• Problem
Every line holding the string "title" should be gathered.

• Input records
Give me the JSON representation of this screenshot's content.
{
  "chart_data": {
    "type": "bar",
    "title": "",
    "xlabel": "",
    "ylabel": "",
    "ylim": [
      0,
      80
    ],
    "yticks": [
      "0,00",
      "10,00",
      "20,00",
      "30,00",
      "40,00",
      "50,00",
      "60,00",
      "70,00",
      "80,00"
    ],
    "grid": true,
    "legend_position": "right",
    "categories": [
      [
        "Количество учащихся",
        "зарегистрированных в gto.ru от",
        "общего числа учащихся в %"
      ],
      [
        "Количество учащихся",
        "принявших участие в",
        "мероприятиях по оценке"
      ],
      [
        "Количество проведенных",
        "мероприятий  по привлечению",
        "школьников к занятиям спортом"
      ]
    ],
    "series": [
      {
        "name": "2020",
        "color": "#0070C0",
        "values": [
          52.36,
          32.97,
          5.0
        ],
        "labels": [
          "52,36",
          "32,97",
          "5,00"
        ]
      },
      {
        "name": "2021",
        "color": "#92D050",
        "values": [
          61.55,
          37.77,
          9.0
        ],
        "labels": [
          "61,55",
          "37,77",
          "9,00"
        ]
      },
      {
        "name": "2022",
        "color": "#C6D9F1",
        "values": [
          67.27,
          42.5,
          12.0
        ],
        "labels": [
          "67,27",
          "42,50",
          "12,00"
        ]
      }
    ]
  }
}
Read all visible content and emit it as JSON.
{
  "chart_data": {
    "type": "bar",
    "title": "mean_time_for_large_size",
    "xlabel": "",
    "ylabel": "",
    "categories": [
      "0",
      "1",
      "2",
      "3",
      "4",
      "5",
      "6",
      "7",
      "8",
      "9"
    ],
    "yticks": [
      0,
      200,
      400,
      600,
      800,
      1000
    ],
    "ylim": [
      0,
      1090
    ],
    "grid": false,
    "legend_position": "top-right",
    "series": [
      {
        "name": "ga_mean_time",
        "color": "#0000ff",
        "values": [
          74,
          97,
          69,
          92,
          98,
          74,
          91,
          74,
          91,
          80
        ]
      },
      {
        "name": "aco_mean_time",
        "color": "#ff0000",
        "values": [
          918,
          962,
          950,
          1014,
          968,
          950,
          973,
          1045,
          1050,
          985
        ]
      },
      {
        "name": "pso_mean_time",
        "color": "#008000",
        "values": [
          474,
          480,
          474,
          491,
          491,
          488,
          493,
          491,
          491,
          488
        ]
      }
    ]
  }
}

• Written response
    "title": "",
    "title": "mean_time_for_large_size",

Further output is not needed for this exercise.